Exercise aim - Copy out the data below from the line with "divide-icon: [625, 610, 679, 680]" up to and including the line with "operation-equation: 4 +", keeping each line unchanged.

Data supplied -
## start

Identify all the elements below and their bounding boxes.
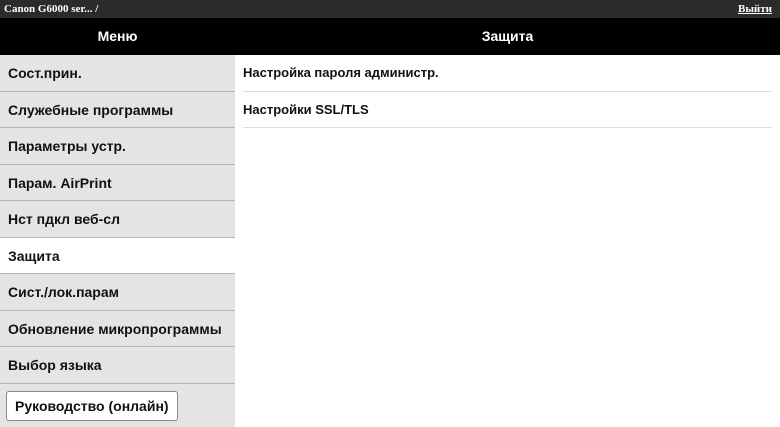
admin-password-setting-item[interactable]: Настройка пароля администр.	[243, 55, 772, 92]
device-title: Canon G6000 ser... /	[4, 3, 99, 15]
header-bar: Меню Защита	[0, 18, 780, 55]
page-title: Защита	[481, 28, 534, 44]
sidebar-item-system-info[interactable]: Сист./лок.парам	[0, 274, 235, 311]
content-panel: Настройка пароля администр. Настройки SS…	[235, 55, 780, 427]
sidebar-menu: Сост.прин. Служебные программы Параметры…	[0, 55, 235, 427]
online-manual-button[interactable]: Руководство (онлайн)	[6, 390, 178, 421]
sidebar-item-web-service-setup[interactable]: Нст пдкл веб-сл	[0, 201, 235, 238]
sidebar-item-language-select[interactable]: Выбор языка	[0, 347, 235, 384]
sidebar-item-utilities[interactable]: Служебные программы	[0, 92, 235, 128]
sidebar-item-airprint-settings[interactable]: Парам. AirPrint	[0, 165, 235, 201]
sidebar-item-security[interactable]: Защита	[0, 237, 235, 274]
sidebar-item-device-settings[interactable]: Параметры устр.	[0, 128, 235, 165]
sidebar-item-firmware-update[interactable]: Обновление микропрограммы	[0, 311, 235, 347]
menu-title: Меню	[97, 28, 138, 44]
top-bar: Canon G6000 ser... / Выйти	[0, 0, 780, 18]
manual-button-container: Руководство (онлайн)	[0, 384, 235, 421]
ssl-tls-settings-item[interactable]: Настройки SSL/TLS	[243, 92, 772, 128]
sidebar-item-printer-status[interactable]: Сост.прин.	[0, 55, 235, 92]
logout-link[interactable]: Выйти	[738, 0, 772, 18]
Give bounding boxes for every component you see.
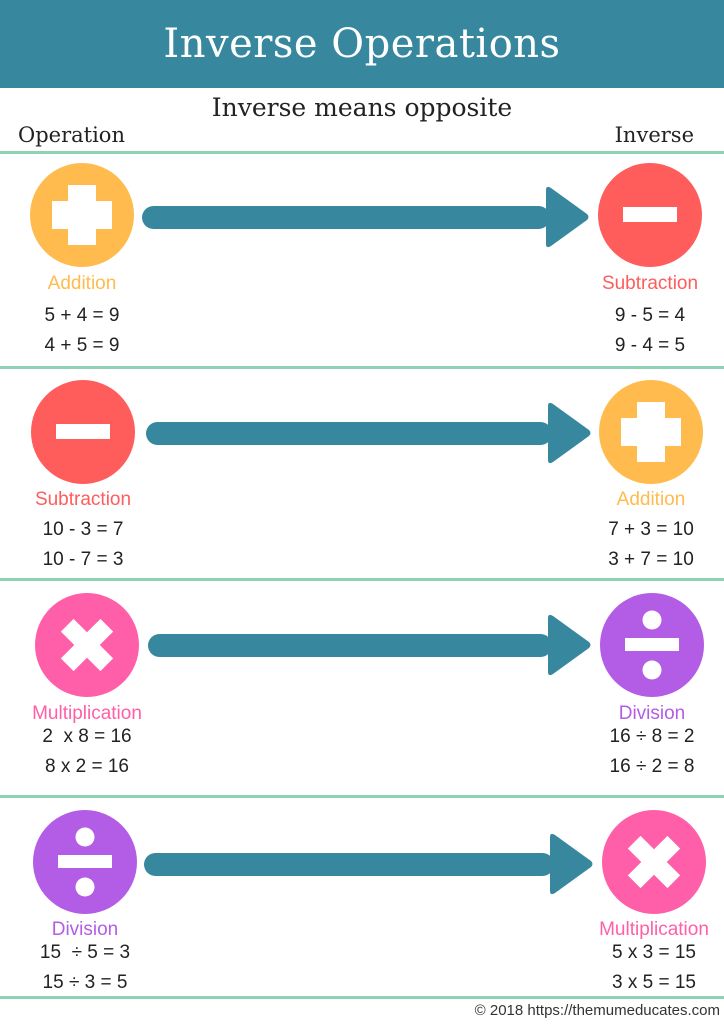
divide-icon: [625, 610, 679, 680]
inverse-symbol-circle: [602, 810, 706, 914]
inverse-name-label: Division: [618, 703, 686, 724]
inverse-column-heading: Inverse: [614, 123, 694, 147]
operation-name-label: Addition: [47, 273, 117, 294]
operation-symbol-circle: [30, 163, 134, 267]
divider: [0, 795, 724, 798]
operation-symbol-circle: [35, 593, 139, 697]
inverse-equation: 16 ÷ 2 = 8: [609, 756, 695, 777]
operation-column-heading: Operation: [18, 123, 125, 147]
divider: [0, 578, 724, 581]
operation-equation: 5 + 4 = 9: [44, 305, 120, 326]
minus-icon: [623, 207, 677, 222]
operation-name-label: Division: [51, 919, 119, 940]
operation-equation: 15 ÷ 3 = 5: [42, 972, 128, 993]
operation-equation: 10 - 7 = 3: [42, 549, 124, 570]
inverse-name-label: Addition: [616, 489, 686, 510]
right-arrow-icon: [144, 833, 593, 895]
divide-icon: [58, 827, 112, 897]
plus-icon: [52, 185, 112, 245]
inverse-symbol-circle: [599, 380, 703, 484]
header-banner: Inverse Operations: [0, 0, 724, 88]
operation-symbol-circle: [33, 810, 137, 914]
operation-equation: 2 x 8 = 16: [42, 726, 132, 747]
right-arrow-icon: [146, 402, 591, 464]
operation-equation: 15 ÷ 5 = 3: [39, 942, 131, 963]
inverse-symbol-circle: [598, 163, 702, 267]
plus-icon: [621, 402, 681, 462]
divider: [0, 366, 724, 369]
operation-name-label: Multiplication: [32, 703, 142, 724]
right-arrow-icon: [142, 186, 589, 248]
operation-equation: 4 + 5 = 9: [44, 335, 120, 356]
divider: [0, 151, 724, 154]
inverse-equation: 5 x 3 = 15: [612, 942, 696, 963]
right-arrow-icon: [148, 614, 591, 676]
inverse-equation: 3 + 7 = 10: [608, 549, 694, 570]
page-title: Inverse Operations: [163, 21, 561, 67]
operation-name-label: Subtraction: [34, 489, 132, 510]
operation-equation: 10 - 3 = 7: [42, 519, 124, 540]
times-icon: [60, 618, 114, 672]
inverse-symbol-circle: [600, 593, 704, 697]
inverse-equation: 16 ÷ 8 = 2: [609, 726, 695, 747]
copyright-footer: © 2018 https://themumeducates.com: [474, 1002, 720, 1019]
operation-symbol-circle: [31, 380, 135, 484]
inverse-name-label: Multiplication: [599, 919, 709, 940]
inverse-name-label: Subtraction: [601, 273, 699, 294]
operation-equation: 8 x 2 = 16: [45, 756, 129, 777]
inverse-equation: 7 + 3 = 10: [608, 519, 694, 540]
minus-icon: [56, 424, 110, 439]
inverse-equation: 9 - 4 = 5: [614, 335, 686, 356]
inverse-equation: 3 x 5 = 15: [612, 972, 696, 993]
inverse-equation: 9 - 5 = 4: [614, 305, 686, 326]
times-icon: [627, 835, 681, 889]
divider: [0, 996, 724, 999]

## end

Solution for this task -
divide-icon: [625, 610, 679, 680]
inverse-symbol-circle: [602, 810, 706, 914]
inverse-name-label: Division: [618, 703, 686, 724]
inverse-column-heading: Inverse: [614, 123, 694, 147]
operation-name-label: Addition: [47, 273, 117, 294]
operation-symbol-circle: [30, 163, 134, 267]
divider: [0, 795, 724, 798]
operation-symbol-circle: [35, 593, 139, 697]
inverse-equation: 16 ÷ 2 = 8: [609, 756, 695, 777]
operation-column-heading: Operation: [18, 123, 125, 147]
divider: [0, 578, 724, 581]
operation-equation: 5 + 4 = 9: [44, 305, 120, 326]
minus-icon: [623, 207, 677, 222]
operation-name-label: Division: [51, 919, 119, 940]
operation-equation: 15 ÷ 3 = 5: [42, 972, 128, 993]
operation-equation: 10 - 7 = 3: [42, 549, 124, 570]
inverse-name-label: Addition: [616, 489, 686, 510]
right-arrow-icon: [144, 833, 593, 895]
divide-icon: [58, 827, 112, 897]
plus-icon: [52, 185, 112, 245]
inverse-symbol-circle: [599, 380, 703, 484]
header-banner: Inverse Operations: [0, 0, 724, 88]
operation-symbol-circle: [33, 810, 137, 914]
operation-equation: 2 x 8 = 16: [42, 726, 132, 747]
right-arrow-icon: [146, 402, 591, 464]
operation-equation: 15 ÷ 5 = 3: [39, 942, 131, 963]
inverse-symbol-circle: [598, 163, 702, 267]
plus-icon: [621, 402, 681, 462]
divider: [0, 366, 724, 369]
operation-name-label: Multiplication: [32, 703, 142, 724]
right-arrow-icon: [142, 186, 589, 248]
operation-equation: 4 + 5 = 9: [44, 335, 120, 356]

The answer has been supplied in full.